Written task
Check every line of the entries that follow, and copy the ones containing "blocks".

Record list
#####

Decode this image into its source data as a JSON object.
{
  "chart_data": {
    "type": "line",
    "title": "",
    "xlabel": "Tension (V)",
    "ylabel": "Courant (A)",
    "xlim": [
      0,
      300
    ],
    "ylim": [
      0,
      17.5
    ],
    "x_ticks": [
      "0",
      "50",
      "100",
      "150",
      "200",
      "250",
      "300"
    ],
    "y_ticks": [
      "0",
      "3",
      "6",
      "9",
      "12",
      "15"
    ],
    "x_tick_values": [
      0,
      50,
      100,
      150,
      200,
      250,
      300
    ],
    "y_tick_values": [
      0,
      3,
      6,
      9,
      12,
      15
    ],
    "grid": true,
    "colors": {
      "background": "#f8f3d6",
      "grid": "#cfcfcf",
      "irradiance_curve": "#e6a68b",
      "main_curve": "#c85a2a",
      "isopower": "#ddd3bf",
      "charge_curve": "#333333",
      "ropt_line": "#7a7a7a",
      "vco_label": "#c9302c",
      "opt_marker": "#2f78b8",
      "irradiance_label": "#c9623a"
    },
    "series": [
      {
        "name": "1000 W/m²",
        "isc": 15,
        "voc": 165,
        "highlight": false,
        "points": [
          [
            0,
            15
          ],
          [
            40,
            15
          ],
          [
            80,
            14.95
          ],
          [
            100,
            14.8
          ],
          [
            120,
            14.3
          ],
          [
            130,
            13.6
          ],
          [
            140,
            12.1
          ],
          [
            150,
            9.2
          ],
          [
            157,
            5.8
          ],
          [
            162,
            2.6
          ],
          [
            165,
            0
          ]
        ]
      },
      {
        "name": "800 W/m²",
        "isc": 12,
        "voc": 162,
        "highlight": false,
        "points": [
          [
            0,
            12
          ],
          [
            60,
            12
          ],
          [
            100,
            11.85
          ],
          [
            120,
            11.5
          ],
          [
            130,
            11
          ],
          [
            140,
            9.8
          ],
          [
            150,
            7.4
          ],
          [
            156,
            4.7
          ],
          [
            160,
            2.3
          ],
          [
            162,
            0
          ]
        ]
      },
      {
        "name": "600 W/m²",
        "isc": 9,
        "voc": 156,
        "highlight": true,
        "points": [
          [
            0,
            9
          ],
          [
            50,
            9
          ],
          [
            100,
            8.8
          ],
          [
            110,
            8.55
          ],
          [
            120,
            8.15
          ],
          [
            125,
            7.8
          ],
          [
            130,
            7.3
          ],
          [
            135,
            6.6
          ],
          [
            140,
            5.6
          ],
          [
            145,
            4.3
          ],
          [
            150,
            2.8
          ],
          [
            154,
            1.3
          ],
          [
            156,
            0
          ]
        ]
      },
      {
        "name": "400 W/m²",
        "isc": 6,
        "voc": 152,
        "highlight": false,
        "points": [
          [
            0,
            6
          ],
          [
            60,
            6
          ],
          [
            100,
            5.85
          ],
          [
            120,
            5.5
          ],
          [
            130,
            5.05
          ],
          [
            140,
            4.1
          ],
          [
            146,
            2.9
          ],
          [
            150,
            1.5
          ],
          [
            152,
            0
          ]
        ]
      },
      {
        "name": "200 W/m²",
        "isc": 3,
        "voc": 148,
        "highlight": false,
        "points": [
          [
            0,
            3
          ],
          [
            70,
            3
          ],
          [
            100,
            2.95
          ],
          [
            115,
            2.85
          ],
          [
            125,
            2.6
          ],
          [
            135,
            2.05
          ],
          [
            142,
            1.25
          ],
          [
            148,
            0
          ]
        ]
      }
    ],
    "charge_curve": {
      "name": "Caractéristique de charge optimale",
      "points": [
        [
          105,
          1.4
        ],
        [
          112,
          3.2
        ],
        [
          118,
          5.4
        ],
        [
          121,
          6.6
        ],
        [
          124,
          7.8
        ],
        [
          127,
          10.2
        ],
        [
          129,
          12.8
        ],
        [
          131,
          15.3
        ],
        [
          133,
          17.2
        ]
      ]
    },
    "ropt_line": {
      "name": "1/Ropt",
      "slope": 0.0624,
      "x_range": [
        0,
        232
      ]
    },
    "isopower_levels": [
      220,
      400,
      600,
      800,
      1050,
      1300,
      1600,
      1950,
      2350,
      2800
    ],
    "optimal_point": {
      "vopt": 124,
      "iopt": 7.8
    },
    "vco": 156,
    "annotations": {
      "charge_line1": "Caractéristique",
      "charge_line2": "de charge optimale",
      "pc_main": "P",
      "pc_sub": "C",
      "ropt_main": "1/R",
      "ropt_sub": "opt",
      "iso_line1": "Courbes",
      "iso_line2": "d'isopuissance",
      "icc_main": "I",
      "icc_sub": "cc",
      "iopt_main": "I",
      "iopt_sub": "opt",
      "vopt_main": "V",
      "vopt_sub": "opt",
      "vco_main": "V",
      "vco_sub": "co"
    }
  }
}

#####

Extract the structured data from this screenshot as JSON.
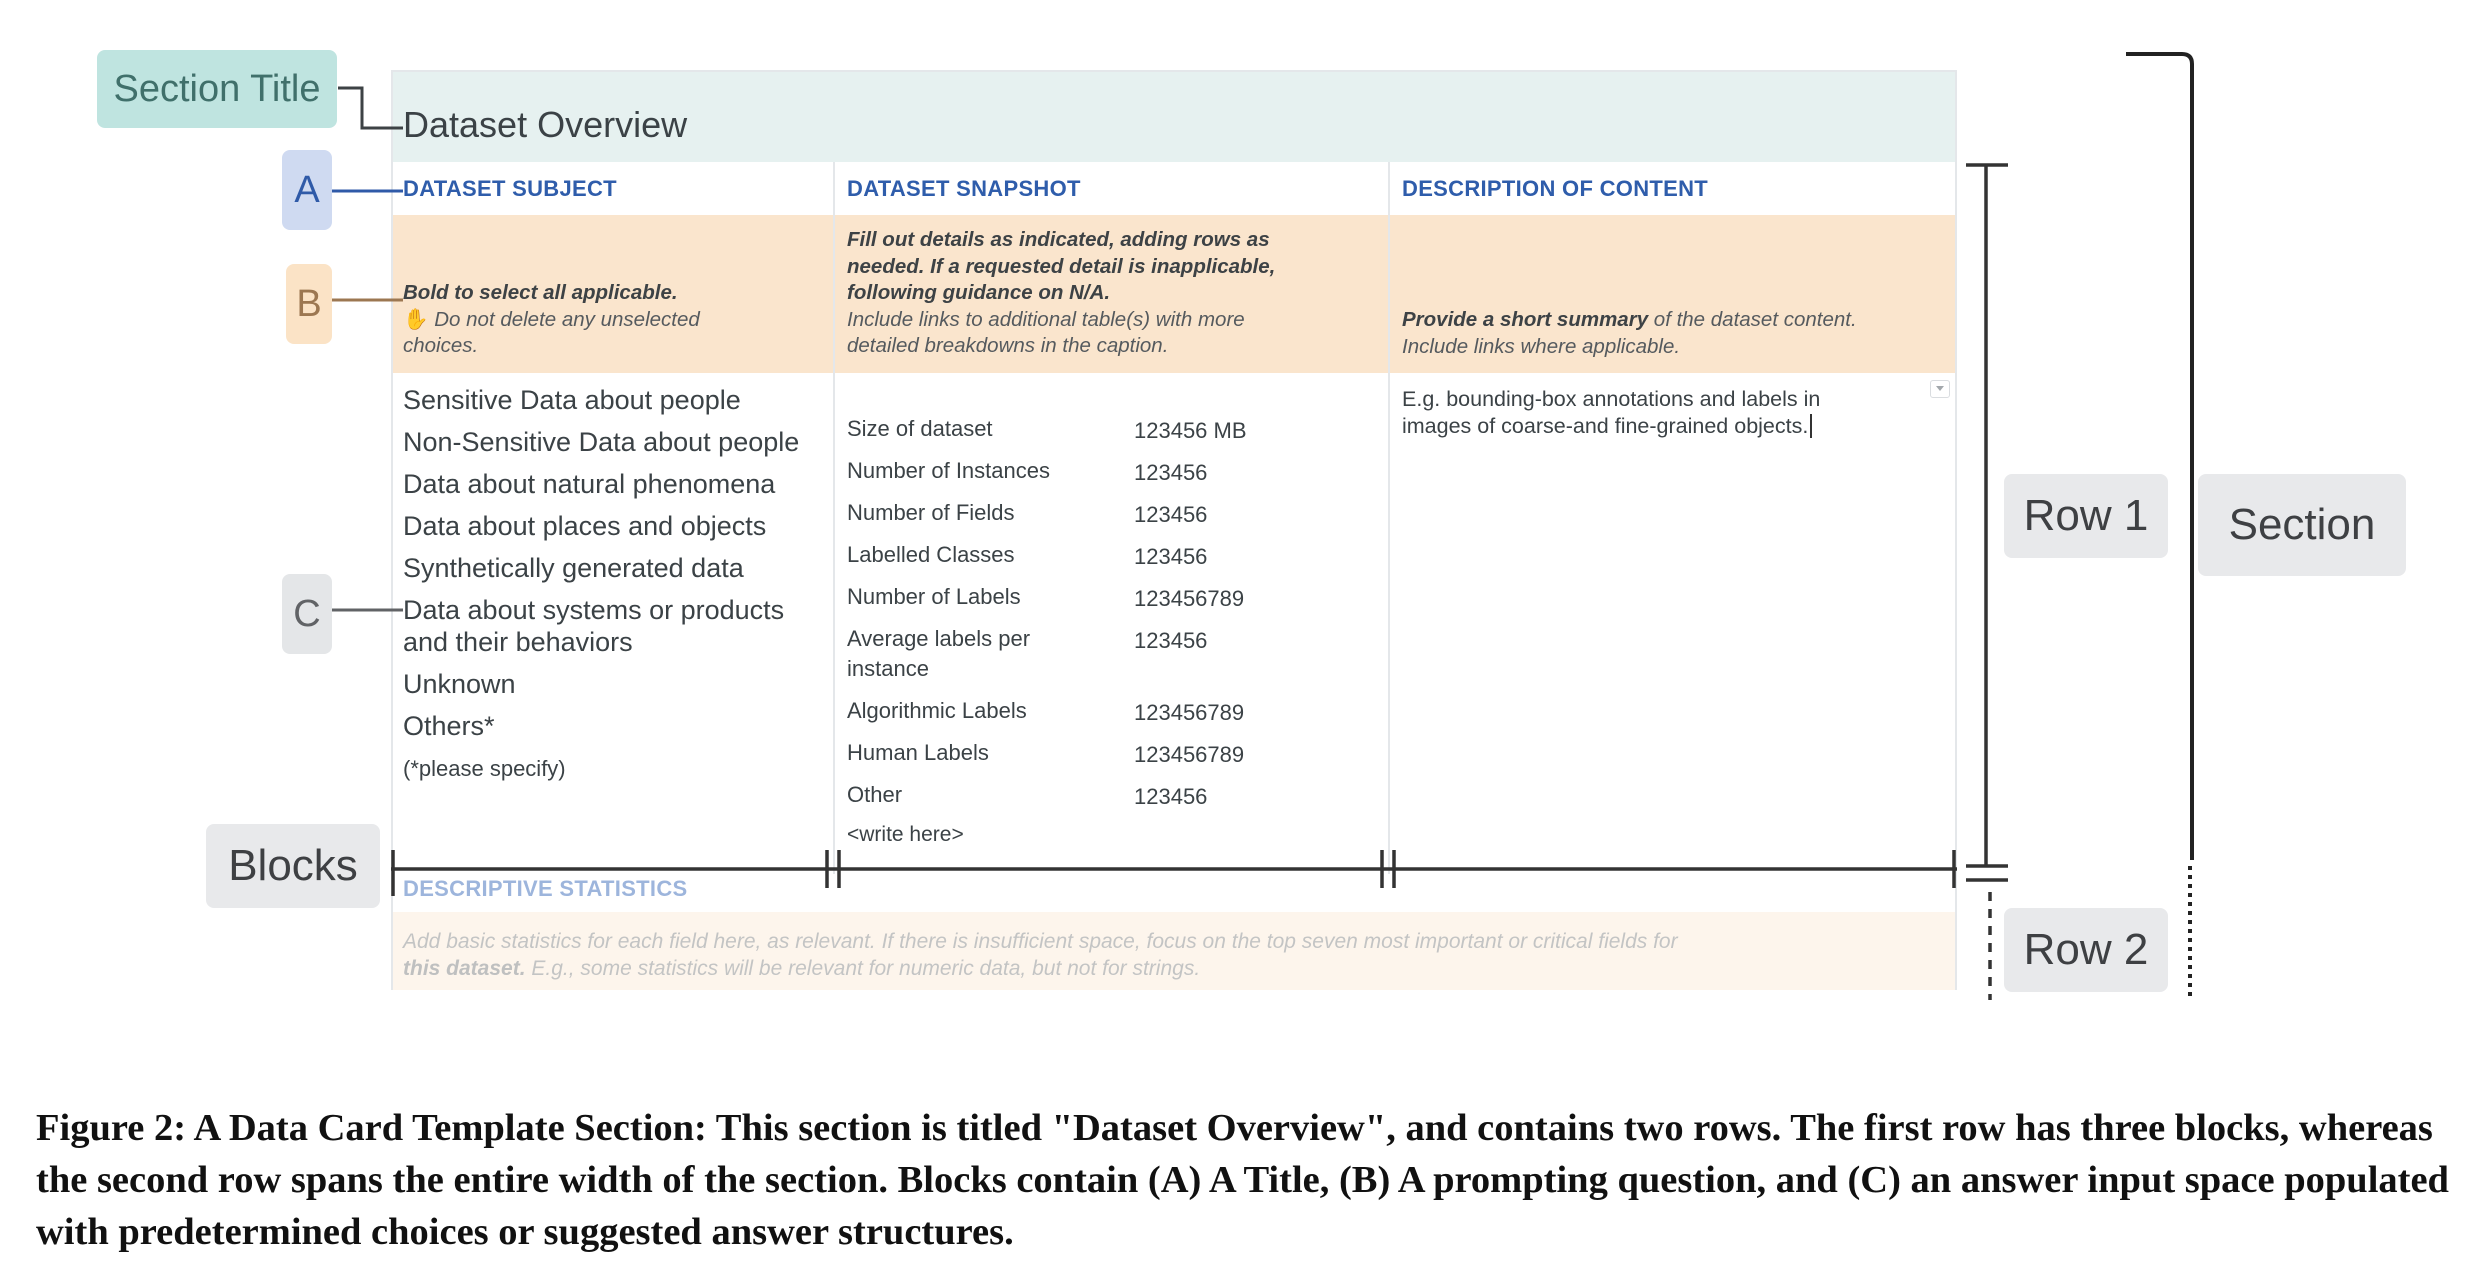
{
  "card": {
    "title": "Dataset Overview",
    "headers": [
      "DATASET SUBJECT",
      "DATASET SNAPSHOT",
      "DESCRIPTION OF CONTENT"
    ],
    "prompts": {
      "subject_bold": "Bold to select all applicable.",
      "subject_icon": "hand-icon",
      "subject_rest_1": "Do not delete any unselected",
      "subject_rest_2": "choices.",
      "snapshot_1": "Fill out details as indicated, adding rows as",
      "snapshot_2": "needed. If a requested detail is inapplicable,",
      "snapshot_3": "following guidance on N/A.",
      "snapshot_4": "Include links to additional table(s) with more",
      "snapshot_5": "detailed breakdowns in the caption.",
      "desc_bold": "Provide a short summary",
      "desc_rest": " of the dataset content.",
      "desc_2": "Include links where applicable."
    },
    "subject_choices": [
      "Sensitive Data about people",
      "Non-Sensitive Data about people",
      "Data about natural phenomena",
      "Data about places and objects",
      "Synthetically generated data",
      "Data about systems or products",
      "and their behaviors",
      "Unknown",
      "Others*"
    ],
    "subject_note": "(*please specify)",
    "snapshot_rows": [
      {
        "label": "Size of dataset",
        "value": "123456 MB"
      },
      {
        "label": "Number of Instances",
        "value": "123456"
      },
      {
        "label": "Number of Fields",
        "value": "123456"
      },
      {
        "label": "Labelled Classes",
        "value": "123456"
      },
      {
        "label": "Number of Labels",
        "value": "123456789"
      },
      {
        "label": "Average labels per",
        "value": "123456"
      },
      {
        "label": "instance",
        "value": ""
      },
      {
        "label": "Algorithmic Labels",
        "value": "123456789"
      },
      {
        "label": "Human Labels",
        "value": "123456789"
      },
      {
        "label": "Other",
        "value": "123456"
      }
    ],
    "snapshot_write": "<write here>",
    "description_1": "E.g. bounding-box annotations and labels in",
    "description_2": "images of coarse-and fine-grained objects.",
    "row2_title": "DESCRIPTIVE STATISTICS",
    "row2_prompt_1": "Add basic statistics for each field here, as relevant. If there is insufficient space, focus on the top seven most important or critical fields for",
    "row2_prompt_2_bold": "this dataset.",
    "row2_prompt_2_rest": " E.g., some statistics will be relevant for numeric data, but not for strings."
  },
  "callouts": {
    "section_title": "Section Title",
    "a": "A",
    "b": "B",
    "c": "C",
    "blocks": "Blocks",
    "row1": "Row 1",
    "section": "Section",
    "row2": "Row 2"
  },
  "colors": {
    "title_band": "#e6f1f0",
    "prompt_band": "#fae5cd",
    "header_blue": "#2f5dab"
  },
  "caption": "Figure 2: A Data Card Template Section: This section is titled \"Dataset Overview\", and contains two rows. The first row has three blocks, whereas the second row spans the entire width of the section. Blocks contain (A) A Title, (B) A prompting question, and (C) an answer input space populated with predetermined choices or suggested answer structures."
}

#####

Worked solution
    "blocks": "Blocks",
  "caption": "Figure 2: A Data Card Template Section: This section is titled \"Dataset Overview\", and contains two rows. The first row has three blocks, whereas the second row spans the entire width of the section. Blocks contain (A) A Title, (B) A prompting question, and (C) an answer input space populated with predetermined choices or suggested answer structures."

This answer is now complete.